Items from a data source
────────

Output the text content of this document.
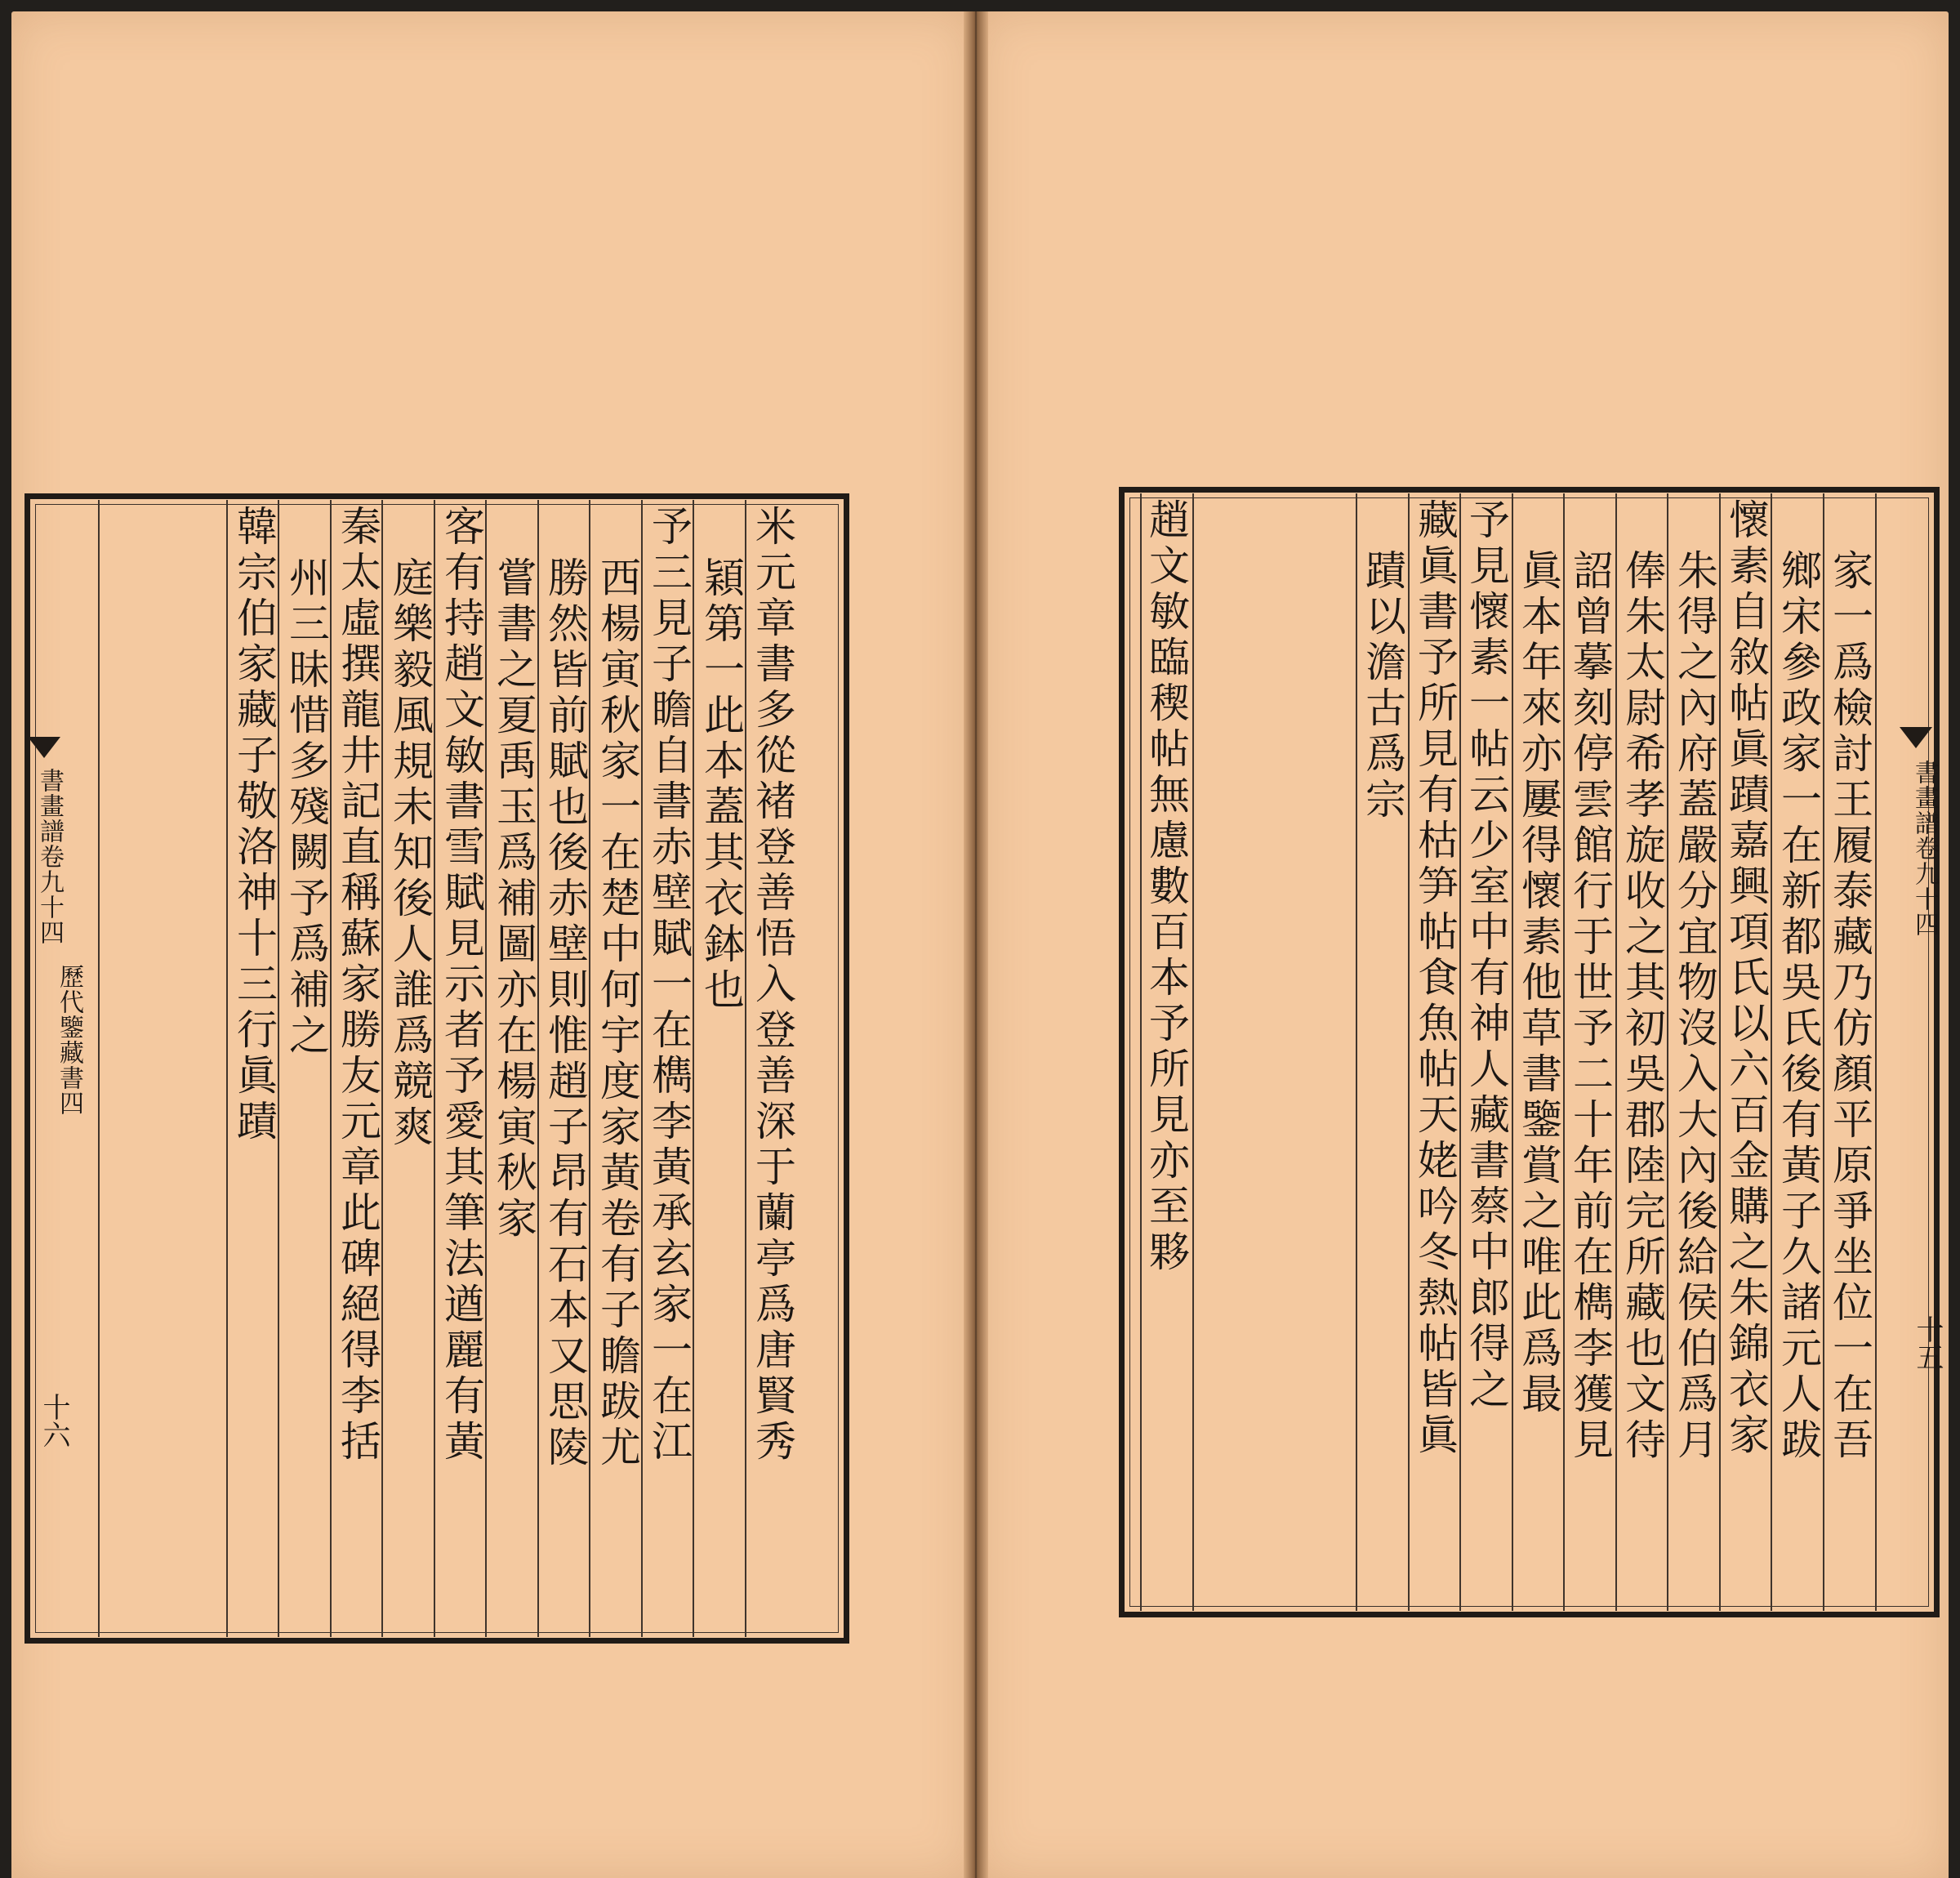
米元章書多從褚登善悟入登善深于蘭亭爲唐賢秀
穎第一此本蓋其衣鉢也
予三見子瞻自書赤壁賦一在檇李黃承玄家一在江
西楊寅秋家一在楚中何宇度家黃卷有子瞻跋尤
勝然皆前賦也後赤壁則惟趙子昂有石本又思陵
嘗書之夏禹玉爲補圖亦在楊寅秋家
客有持趙文敏書雪賦見示者予愛其筆法遒麗有黃
庭樂毅風規未知後人誰爲競爽
秦太虛撰龍井記直稱蘇家勝友元章此碑絕得李括
州三昧惜多殘闕予爲補之
韓宗伯家藏子敬洛神十三行眞蹟
書畫譜卷九十四
歷代鑒藏書四
十六	家一爲檢討王履泰藏乃仿顏平原爭坐位一在吾
鄉宋參政家一在新都吳氏後有黃子久諸元人跋
懷素自敘帖眞蹟嘉興項氏以六百金購之朱錦衣家
朱得之內府蓋嚴分宜物沒入大內後給侯伯爲月
俸朱太尉希孝旋收之其初吳郡陸完所藏也文待
詔曾摹刻停雲館行于世予二十年前在檇李獲見
眞本年來亦屢得懷素他草書鑒賞之唯此爲最
予見懷素一帖云少室中有神人藏書蔡中郎得之
藏眞書予所見有枯笋帖食魚帖天姥吟冬熱帖皆眞
蹟以澹古爲宗
趙文敏臨稧帖無慮數百本予所見亦至夥	書畫譜卷九十四
十五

────────

Objective
Copy out each line in the preceding records that contains "書畫譜卷九十四".

Answer to this task
書畫譜卷九十四
趙文敏臨稧帖無慮數百本予所見亦至夥	書畫譜卷九十四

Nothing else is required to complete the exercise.